**What you are asked to do**
Reproduce the records below in their entirety, character for character.

[Records from a data source]
☆ ☆ ☆ ☆ ☆
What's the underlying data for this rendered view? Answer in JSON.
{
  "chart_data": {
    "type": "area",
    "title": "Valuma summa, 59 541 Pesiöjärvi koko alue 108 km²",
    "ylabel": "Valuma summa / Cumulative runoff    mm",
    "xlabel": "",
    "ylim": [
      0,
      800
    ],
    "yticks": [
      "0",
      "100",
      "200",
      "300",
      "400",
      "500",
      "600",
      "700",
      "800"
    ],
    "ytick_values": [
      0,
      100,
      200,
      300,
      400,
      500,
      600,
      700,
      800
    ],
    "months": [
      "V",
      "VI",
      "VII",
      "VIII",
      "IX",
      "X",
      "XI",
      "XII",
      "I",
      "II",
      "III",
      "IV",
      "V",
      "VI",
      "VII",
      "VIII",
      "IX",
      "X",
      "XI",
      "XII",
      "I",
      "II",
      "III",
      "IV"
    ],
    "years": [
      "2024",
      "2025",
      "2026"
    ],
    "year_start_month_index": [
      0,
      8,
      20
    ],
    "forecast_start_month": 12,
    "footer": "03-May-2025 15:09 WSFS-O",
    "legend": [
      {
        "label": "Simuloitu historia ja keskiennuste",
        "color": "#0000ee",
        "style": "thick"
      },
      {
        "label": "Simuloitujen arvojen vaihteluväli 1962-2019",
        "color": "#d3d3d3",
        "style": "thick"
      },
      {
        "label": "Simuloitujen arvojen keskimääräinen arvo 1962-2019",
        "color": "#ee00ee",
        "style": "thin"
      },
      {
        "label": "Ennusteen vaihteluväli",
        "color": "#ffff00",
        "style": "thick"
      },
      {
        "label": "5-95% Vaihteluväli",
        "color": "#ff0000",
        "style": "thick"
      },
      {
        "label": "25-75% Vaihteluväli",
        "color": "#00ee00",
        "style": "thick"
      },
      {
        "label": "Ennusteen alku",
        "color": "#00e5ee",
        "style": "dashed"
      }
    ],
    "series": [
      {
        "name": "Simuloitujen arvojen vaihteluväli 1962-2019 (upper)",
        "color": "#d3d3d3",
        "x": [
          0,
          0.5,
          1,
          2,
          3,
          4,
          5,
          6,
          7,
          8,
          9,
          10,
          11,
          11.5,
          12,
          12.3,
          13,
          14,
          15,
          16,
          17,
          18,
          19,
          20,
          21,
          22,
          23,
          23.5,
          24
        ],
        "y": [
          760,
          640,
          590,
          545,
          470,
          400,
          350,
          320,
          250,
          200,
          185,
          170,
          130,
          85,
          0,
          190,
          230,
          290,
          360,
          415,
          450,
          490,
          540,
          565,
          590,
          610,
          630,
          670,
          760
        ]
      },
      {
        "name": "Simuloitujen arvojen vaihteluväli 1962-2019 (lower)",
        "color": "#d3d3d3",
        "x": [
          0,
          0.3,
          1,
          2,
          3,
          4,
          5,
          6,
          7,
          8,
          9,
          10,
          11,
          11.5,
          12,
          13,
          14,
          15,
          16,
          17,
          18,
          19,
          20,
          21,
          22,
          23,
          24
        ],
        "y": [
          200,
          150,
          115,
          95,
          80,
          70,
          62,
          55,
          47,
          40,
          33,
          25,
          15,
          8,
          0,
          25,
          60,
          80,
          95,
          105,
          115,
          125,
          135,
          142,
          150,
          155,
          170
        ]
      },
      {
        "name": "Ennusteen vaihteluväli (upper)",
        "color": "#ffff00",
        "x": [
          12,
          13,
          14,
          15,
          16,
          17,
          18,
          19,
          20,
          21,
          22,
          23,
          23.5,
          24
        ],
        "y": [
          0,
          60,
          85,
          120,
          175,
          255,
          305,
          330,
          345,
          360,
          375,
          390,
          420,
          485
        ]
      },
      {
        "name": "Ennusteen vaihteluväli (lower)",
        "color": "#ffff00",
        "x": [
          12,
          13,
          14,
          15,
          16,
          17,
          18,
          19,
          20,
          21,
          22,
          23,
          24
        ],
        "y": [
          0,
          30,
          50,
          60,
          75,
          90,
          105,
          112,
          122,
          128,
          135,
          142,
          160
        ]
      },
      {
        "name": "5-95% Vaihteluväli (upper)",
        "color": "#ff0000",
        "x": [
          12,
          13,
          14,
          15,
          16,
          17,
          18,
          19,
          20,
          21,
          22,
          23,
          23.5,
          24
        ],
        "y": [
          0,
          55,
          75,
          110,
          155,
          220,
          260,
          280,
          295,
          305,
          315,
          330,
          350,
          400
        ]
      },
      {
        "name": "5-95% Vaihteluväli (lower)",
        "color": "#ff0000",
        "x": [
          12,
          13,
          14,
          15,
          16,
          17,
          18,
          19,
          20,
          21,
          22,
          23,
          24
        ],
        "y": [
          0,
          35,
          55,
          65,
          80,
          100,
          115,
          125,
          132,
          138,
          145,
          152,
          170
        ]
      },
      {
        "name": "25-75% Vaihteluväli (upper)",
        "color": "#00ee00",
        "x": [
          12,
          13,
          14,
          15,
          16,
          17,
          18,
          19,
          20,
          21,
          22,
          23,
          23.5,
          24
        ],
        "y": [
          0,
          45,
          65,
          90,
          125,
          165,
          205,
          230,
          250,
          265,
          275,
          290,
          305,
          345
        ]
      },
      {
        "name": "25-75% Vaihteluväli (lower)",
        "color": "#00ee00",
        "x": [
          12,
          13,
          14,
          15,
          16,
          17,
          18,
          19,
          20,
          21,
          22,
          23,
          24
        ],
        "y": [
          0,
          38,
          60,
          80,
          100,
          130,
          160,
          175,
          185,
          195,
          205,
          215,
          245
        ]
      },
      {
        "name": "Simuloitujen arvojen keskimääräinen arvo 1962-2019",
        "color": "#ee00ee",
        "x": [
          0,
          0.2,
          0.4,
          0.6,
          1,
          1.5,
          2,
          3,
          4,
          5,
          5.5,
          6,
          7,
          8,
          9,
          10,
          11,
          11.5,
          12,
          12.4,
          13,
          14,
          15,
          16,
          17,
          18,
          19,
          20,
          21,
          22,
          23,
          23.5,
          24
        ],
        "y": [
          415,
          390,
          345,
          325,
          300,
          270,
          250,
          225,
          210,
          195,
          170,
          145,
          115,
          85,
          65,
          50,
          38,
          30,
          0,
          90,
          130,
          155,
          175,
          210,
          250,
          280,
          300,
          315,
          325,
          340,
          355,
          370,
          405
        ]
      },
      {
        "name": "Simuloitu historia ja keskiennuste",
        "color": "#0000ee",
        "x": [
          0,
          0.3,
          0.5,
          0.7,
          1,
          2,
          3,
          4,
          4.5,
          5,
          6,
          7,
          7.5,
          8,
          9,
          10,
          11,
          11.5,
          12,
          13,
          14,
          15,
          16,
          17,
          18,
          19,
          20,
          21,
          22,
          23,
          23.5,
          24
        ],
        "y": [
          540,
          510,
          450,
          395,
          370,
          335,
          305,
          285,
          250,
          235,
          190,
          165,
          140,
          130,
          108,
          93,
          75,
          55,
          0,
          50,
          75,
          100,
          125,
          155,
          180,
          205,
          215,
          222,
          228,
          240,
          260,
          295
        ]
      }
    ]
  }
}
☆ ☆ ☆ ☆ ☆
**Full response**
What's the underlying data for this rendered view? Answer in JSON.
{
  "chart_data": {
    "type": "area",
    "title": "Valuma summa, 59 541 Pesiöjärvi koko alue 108 km²",
    "ylabel": "Valuma summa / Cumulative runoff    mm",
    "xlabel": "",
    "ylim": [
      0,
      800
    ],
    "yticks": [
      "0",
      "100",
      "200",
      "300",
      "400",
      "500",
      "600",
      "700",
      "800"
    ],
    "ytick_values": [
      0,
      100,
      200,
      300,
      400,
      500,
      600,
      700,
      800
    ],
    "months": [
      "V",
      "VI",
      "VII",
      "VIII",
      "IX",
      "X",
      "XI",
      "XII",
      "I",
      "II",
      "III",
      "IV",
      "V",
      "VI",
      "VII",
      "VIII",
      "IX",
      "X",
      "XI",
      "XII",
      "I",
      "II",
      "III",
      "IV"
    ],
    "years": [
      "2024",
      "2025",
      "2026"
    ],
    "year_start_month_index": [
      0,
      8,
      20
    ],
    "forecast_start_month": 12,
    "footer": "03-May-2025 15:09 WSFS-O",
    "legend": [
      {
        "label": "Simuloitu historia ja keskiennuste",
        "color": "#0000ee",
        "style": "thick"
      },
      {
        "label": "Simuloitujen arvojen vaihteluväli 1962-2019",
        "color": "#d3d3d3",
        "style": "thick"
      },
      {
        "label": "Simuloitujen arvojen keskimääräinen arvo 1962-2019",
        "color": "#ee00ee",
        "style": "thin"
      },
      {
        "label": "Ennusteen vaihteluväli",
        "color": "#ffff00",
        "style": "thick"
      },
      {
        "label": "5-95% Vaihteluväli",
        "color": "#ff0000",
        "style": "thick"
      },
      {
        "label": "25-75% Vaihteluväli",
        "color": "#00ee00",
        "style": "thick"
      },
      {
        "label": "Ennusteen alku",
        "color": "#00e5ee",
        "style": "dashed"
      }
    ],
    "series": [
      {
        "name": "Simuloitujen arvojen vaihteluväli 1962-2019 (upper)",
        "color": "#d3d3d3",
        "x": [
          0,
          0.5,
          1,
          2,
          3,
          4,
          5,
          6,
          7,
          8,
          9,
          10,
          11,
          11.5,
          12,
          12.3,
          13,
          14,
          15,
          16,
          17,
          18,
          19,
          20,
          21,
          22,
          23,
          23.5,
          24
        ],
        "y": [
          760,
          640,
          590,
          545,
          470,
          400,
          350,
          320,
          250,
          200,
          185,
          170,
          130,
          85,
          0,
          190,
          230,
          290,
          360,
          415,
          450,
          490,
          540,
          565,
          590,
          610,
          630,
          670,
          760
        ]
      },
      {
        "name": "Simuloitujen arvojen vaihteluväli 1962-2019 (lower)",
        "color": "#d3d3d3",
        "x": [
          0,
          0.3,
          1,
          2,
          3,
          4,
          5,
          6,
          7,
          8,
          9,
          10,
          11,
          11.5,
          12,
          13,
          14,
          15,
          16,
          17,
          18,
          19,
          20,
          21,
          22,
          23,
          24
        ],
        "y": [
          200,
          150,
          115,
          95,
          80,
          70,
          62,
          55,
          47,
          40,
          33,
          25,
          15,
          8,
          0,
          25,
          60,
          80,
          95,
          105,
          115,
          125,
          135,
          142,
          150,
          155,
          170
        ]
      },
      {
        "name": "Ennusteen vaihteluväli (upper)",
        "color": "#ffff00",
        "x": [
          12,
          13,
          14,
          15,
          16,
          17,
          18,
          19,
          20,
          21,
          22,
          23,
          23.5,
          24
        ],
        "y": [
          0,
          60,
          85,
          120,
          175,
          255,
          305,
          330,
          345,
          360,
          375,
          390,
          420,
          485
        ]
      },
      {
        "name": "Ennusteen vaihteluväli (lower)",
        "color": "#ffff00",
        "x": [
          12,
          13,
          14,
          15,
          16,
          17,
          18,
          19,
          20,
          21,
          22,
          23,
          24
        ],
        "y": [
          0,
          30,
          50,
          60,
          75,
          90,
          105,
          112,
          122,
          128,
          135,
          142,
          160
        ]
      },
      {
        "name": "5-95% Vaihteluväli (upper)",
        "color": "#ff0000",
        "x": [
          12,
          13,
          14,
          15,
          16,
          17,
          18,
          19,
          20,
          21,
          22,
          23,
          23.5,
          24
        ],
        "y": [
          0,
          55,
          75,
          110,
          155,
          220,
          260,
          280,
          295,
          305,
          315,
          330,
          350,
          400
        ]
      },
      {
        "name": "5-95% Vaihteluväli (lower)",
        "color": "#ff0000",
        "x": [
          12,
          13,
          14,
          15,
          16,
          17,
          18,
          19,
          20,
          21,
          22,
          23,
          24
        ],
        "y": [
          0,
          35,
          55,
          65,
          80,
          100,
          115,
          125,
          132,
          138,
          145,
          152,
          170
        ]
      },
      {
        "name": "25-75% Vaihteluväli (upper)",
        "color": "#00ee00",
        "x": [
          12,
          13,
          14,
          15,
          16,
          17,
          18,
          19,
          20,
          21,
          22,
          23,
          23.5,
          24
        ],
        "y": [
          0,
          45,
          65,
          90,
          125,
          165,
          205,
          230,
          250,
          265,
          275,
          290,
          305,
          345
        ]
      },
      {
        "name": "25-75% Vaihteluväli (lower)",
        "color": "#00ee00",
        "x": [
          12,
          13,
          14,
          15,
          16,
          17,
          18,
          19,
          20,
          21,
          22,
          23,
          24
        ],
        "y": [
          0,
          38,
          60,
          80,
          100,
          130,
          160,
          175,
          185,
          195,
          205,
          215,
          245
        ]
      },
      {
        "name": "Simuloitujen arvojen keskimääräinen arvo 1962-2019",
        "color": "#ee00ee",
        "x": [
          0,
          0.2,
          0.4,
          0.6,
          1,
          1.5,
          2,
          3,
          4,
          5,
          5.5,
          6,
          7,
          8,
          9,
          10,
          11,
          11.5,
          12,
          12.4,
          13,
          14,
          15,
          16,
          17,
          18,
          19,
          20,
          21,
          22,
          23,
          23.5,
          24
        ],
        "y": [
          415,
          390,
          345,
          325,
          300,
          270,
          250,
          225,
          210,
          195,
          170,
          145,
          115,
          85,
          65,
          50,
          38,
          30,
          0,
          90,
          130,
          155,
          175,
          210,
          250,
          280,
          300,
          315,
          325,
          340,
          355,
          370,
          405
        ]
      },
      {
        "name": "Simuloitu historia ja keskiennuste",
        "color": "#0000ee",
        "x": [
          0,
          0.3,
          0.5,
          0.7,
          1,
          2,
          3,
          4,
          4.5,
          5,
          6,
          7,
          7.5,
          8,
          9,
          10,
          11,
          11.5,
          12,
          13,
          14,
          15,
          16,
          17,
          18,
          19,
          20,
          21,
          22,
          23,
          23.5,
          24
        ],
        "y": [
          540,
          510,
          450,
          395,
          370,
          335,
          305,
          285,
          250,
          235,
          190,
          165,
          140,
          130,
          108,
          93,
          75,
          55,
          0,
          50,
          75,
          100,
          125,
          155,
          180,
          205,
          215,
          222,
          228,
          240,
          260,
          295
        ]
      }
    ]
  }
}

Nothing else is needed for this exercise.